> **WHAT IS BEING ASKED**: Go through the data below. Pull out every line that has the word "一带一路".

────────────────

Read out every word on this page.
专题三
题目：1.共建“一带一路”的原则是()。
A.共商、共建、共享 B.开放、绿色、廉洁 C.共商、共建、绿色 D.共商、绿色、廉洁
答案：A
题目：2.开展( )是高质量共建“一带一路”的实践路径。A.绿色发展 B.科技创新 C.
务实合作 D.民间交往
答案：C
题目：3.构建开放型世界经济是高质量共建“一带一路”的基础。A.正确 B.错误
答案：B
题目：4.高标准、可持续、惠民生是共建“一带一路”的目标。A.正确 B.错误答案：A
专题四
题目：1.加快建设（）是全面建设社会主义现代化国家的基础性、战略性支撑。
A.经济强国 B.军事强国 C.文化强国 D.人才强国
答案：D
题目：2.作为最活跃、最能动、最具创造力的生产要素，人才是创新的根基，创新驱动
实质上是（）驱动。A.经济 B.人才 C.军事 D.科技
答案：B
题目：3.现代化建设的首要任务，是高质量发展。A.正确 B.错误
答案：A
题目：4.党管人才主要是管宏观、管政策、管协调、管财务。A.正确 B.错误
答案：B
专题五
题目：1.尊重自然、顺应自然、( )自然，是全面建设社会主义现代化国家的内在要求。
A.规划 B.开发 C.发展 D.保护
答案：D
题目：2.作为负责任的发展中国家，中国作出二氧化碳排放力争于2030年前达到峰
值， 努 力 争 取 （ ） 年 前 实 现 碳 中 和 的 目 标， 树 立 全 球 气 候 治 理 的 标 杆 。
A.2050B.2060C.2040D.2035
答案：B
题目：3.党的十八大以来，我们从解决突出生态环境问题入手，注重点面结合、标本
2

────────────────

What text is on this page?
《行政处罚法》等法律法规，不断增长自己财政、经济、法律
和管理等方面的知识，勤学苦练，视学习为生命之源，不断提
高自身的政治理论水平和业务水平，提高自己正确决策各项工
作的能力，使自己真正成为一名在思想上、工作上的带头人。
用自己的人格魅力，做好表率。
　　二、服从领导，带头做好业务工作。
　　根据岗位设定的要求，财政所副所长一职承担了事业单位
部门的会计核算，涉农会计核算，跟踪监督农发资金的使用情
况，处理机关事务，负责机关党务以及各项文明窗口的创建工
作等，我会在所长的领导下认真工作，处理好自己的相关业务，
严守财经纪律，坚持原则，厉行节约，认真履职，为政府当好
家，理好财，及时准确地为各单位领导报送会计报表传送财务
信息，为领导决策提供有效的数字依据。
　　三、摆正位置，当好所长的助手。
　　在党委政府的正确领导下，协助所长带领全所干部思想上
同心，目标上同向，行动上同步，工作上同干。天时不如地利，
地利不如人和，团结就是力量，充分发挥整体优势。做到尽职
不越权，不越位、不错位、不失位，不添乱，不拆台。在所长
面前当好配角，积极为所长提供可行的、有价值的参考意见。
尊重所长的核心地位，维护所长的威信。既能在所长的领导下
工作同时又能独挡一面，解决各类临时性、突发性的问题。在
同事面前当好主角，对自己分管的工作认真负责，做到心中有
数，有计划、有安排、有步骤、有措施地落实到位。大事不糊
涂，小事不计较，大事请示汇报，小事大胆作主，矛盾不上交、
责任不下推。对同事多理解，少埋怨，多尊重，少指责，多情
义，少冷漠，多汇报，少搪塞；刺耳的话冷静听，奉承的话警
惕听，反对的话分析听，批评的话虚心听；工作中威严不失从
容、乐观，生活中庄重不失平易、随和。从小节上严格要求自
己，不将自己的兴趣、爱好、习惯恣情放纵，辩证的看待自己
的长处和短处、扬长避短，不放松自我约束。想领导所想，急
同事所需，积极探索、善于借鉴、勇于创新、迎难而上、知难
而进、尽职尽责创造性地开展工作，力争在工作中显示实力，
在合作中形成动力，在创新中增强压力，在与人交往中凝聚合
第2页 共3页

────────────────

> **TASK ANSWER**:
题目：1.共建“一带一路”的原则是()。
题目：2.开展( )是高质量共建“一带一路”的实践路径。A.绿色发展 B.科技创新 C.
题目：3.构建开放型世界经济是高质量共建“一带一路”的基础。A.正确 B.错误
题目：4.高标准、可持续、惠民生是共建“一带一路”的目标。A.正确 B.错误答案：A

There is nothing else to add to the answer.